-- start Data extract --
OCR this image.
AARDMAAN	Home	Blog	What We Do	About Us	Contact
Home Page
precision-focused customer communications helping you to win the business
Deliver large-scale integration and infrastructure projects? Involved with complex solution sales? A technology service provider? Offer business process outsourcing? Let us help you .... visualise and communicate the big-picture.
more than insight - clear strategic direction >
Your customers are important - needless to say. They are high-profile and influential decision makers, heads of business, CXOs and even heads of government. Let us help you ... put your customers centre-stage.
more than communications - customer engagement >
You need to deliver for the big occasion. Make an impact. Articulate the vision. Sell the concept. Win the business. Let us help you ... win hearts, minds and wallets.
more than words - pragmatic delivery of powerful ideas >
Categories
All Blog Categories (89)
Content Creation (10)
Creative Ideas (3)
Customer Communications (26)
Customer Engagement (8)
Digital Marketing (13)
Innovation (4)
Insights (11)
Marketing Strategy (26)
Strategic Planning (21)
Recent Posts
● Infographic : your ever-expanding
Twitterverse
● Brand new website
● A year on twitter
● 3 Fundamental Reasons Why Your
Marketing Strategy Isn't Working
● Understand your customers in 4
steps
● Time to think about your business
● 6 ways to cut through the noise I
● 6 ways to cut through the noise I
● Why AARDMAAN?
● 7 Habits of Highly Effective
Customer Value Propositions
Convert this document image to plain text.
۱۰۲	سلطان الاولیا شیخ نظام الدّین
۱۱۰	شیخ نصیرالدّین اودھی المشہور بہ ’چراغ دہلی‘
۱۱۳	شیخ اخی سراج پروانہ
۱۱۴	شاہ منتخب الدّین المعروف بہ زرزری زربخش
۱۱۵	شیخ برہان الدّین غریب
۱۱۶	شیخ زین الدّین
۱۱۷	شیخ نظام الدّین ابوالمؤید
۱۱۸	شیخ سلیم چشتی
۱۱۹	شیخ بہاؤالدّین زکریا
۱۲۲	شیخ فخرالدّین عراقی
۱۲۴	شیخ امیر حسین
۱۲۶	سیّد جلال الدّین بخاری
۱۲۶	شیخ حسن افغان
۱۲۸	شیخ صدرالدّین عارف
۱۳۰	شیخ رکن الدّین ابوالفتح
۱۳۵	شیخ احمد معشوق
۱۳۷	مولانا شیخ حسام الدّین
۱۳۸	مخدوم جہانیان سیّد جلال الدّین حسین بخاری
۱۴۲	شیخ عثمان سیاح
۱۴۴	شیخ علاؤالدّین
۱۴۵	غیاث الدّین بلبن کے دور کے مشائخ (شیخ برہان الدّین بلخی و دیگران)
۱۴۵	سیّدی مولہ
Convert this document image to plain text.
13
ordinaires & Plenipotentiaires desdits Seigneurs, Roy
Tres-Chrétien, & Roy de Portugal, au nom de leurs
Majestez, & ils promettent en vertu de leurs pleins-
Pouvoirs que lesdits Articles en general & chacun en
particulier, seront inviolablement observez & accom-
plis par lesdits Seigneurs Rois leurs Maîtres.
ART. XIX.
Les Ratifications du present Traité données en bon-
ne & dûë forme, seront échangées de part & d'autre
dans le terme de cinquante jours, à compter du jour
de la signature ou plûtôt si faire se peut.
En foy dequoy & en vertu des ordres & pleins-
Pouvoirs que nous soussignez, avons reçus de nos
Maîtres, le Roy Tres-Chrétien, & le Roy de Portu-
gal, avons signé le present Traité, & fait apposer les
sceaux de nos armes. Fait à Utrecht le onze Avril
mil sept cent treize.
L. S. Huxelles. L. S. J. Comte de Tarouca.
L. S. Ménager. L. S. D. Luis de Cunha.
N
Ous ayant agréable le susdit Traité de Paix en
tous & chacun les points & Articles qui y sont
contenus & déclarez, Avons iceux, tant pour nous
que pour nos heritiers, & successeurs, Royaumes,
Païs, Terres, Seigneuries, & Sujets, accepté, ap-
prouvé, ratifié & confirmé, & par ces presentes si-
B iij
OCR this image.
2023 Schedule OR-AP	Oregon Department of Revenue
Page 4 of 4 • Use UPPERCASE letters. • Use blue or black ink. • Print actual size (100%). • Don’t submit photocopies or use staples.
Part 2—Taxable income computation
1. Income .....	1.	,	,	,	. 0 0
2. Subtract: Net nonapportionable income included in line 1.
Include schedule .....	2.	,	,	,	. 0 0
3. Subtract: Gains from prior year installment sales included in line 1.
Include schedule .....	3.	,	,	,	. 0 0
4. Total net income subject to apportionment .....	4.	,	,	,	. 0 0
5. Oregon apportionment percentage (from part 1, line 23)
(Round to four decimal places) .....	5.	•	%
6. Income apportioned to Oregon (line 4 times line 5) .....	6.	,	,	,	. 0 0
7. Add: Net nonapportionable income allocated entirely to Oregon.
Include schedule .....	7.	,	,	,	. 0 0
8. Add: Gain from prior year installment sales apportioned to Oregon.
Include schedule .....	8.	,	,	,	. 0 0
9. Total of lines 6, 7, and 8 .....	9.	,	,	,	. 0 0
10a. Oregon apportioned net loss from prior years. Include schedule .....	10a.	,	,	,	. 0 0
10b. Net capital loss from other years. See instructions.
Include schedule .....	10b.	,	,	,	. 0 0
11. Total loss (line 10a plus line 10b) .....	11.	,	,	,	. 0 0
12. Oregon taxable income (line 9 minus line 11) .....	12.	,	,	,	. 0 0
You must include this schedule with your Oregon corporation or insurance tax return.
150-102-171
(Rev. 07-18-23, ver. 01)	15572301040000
-- end Data extract --
Brief - Copy out every line of the material above that mentions the word "Oregon".

Exercise result -
2023 Schedule OR-AP	Oregon Department of Revenue
5. Oregon apportionment percentage (from part 1, line 23)
6. Income apportioned to Oregon (line 4 times line 5) .....	6.	,	,	,	. 0 0
7. Add: Net nonapportionable income allocated entirely to Oregon.
8. Add: Gain from prior year installment sales apportioned to Oregon.
10a. Oregon apportioned net loss from prior years. Include schedule .....	10a.	,	,	,	. 0 0
12. Oregon taxable income (line 9 minus line 11) .....	12.	,	,	,	. 0 0
You must include this schedule with your Oregon corporation or insurance tax return.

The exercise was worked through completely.